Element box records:
----

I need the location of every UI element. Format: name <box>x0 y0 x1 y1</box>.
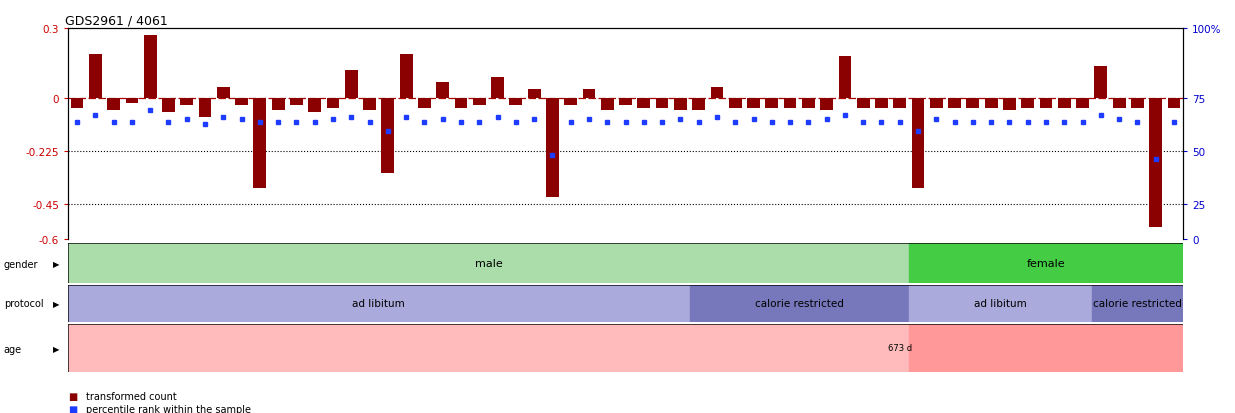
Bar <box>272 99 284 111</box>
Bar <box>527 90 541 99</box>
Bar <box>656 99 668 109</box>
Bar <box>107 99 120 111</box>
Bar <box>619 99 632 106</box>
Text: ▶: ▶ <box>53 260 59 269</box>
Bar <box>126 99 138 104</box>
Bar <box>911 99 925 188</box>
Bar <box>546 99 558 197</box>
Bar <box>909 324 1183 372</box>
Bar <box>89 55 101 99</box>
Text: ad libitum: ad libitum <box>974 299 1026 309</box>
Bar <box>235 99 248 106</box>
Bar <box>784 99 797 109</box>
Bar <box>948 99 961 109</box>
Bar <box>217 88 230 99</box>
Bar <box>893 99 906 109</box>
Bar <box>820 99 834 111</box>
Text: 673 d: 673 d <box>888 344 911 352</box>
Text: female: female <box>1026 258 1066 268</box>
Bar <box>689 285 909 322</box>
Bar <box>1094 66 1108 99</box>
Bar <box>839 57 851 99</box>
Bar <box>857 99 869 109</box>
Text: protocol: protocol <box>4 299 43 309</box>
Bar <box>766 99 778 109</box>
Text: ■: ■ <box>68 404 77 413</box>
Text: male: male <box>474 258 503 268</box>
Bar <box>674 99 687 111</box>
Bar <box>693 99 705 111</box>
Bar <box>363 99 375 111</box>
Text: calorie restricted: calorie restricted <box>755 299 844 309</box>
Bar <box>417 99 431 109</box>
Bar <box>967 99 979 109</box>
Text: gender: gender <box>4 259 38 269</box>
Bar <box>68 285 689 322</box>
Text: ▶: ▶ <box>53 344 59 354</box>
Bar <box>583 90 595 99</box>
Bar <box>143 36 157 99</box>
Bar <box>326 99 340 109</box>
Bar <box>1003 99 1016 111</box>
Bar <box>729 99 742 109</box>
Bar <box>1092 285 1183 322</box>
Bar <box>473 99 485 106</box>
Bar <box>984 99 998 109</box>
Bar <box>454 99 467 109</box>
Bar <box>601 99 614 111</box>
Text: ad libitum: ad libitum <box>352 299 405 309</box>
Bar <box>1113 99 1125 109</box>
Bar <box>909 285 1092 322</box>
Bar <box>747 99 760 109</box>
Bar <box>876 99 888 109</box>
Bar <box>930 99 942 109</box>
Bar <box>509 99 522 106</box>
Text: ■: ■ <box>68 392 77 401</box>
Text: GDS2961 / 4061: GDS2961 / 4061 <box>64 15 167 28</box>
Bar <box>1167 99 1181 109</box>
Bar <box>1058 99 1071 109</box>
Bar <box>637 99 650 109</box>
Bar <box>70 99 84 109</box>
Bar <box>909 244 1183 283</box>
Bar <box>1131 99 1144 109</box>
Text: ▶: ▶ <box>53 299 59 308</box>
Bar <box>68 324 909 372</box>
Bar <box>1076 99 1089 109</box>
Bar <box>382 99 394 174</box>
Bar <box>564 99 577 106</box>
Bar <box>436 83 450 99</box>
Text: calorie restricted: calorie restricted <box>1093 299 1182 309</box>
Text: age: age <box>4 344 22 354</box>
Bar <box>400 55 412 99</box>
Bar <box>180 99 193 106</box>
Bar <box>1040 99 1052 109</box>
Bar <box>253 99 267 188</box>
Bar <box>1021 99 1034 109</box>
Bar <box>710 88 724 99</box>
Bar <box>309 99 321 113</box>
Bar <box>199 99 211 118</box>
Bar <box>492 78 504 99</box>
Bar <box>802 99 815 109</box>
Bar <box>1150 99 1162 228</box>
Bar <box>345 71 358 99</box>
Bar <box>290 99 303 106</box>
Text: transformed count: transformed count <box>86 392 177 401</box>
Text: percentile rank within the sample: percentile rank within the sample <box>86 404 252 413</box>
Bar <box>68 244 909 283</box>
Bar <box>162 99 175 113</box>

----

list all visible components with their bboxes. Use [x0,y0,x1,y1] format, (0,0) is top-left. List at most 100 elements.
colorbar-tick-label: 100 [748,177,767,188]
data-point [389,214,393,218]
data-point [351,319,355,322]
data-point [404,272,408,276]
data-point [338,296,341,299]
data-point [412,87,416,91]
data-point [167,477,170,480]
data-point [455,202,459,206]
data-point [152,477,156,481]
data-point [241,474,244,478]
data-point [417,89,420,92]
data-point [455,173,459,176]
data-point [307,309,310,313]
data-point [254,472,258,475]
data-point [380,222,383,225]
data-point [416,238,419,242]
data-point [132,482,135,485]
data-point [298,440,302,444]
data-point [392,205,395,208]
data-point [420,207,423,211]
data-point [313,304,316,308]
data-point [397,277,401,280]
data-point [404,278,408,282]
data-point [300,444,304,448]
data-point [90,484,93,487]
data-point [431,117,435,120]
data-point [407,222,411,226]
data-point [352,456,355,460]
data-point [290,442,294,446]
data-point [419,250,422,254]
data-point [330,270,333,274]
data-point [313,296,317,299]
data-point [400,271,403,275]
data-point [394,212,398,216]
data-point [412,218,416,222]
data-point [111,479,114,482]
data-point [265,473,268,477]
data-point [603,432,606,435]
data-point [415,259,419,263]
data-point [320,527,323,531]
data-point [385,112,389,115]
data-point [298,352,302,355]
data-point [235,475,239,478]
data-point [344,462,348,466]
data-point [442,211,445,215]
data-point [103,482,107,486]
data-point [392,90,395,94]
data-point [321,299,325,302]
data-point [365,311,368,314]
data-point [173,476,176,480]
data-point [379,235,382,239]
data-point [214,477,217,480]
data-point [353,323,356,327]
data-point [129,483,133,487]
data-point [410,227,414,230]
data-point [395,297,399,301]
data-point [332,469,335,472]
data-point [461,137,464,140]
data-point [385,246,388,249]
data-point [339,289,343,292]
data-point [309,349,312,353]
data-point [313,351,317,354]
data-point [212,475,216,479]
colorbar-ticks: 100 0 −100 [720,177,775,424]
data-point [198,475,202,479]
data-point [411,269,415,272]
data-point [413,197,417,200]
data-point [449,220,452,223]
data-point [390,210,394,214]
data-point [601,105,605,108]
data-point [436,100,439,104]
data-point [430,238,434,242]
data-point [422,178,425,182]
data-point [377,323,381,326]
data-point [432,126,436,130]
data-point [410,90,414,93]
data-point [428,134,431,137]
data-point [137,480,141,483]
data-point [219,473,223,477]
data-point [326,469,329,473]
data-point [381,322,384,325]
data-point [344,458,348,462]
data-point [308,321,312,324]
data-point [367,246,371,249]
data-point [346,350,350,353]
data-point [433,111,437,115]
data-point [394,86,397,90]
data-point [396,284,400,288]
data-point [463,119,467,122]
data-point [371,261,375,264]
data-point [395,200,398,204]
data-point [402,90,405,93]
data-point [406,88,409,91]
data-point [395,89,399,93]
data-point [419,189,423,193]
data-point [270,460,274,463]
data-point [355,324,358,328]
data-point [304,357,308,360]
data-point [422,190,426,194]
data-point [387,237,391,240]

----

* _Problem to work on_: Could you print, unchanged, the lines of the data from the one containing "list all visible" through the one containing "data-point [241,474,244,478]", with both of those lines included?

* _Task output_:
list all visible components with their bboxes. Use [x0,y0,x1,y1] format, (0,0) is top-left. List at most 100 elements.
colorbar-tick-label: 100 [748,177,767,188]
data-point [389,214,393,218]
data-point [351,319,355,322]
data-point [404,272,408,276]
data-point [338,296,341,299]
data-point [412,87,416,91]
data-point [167,477,170,480]
data-point [455,202,459,206]
data-point [152,477,156,481]
data-point [241,474,244,478]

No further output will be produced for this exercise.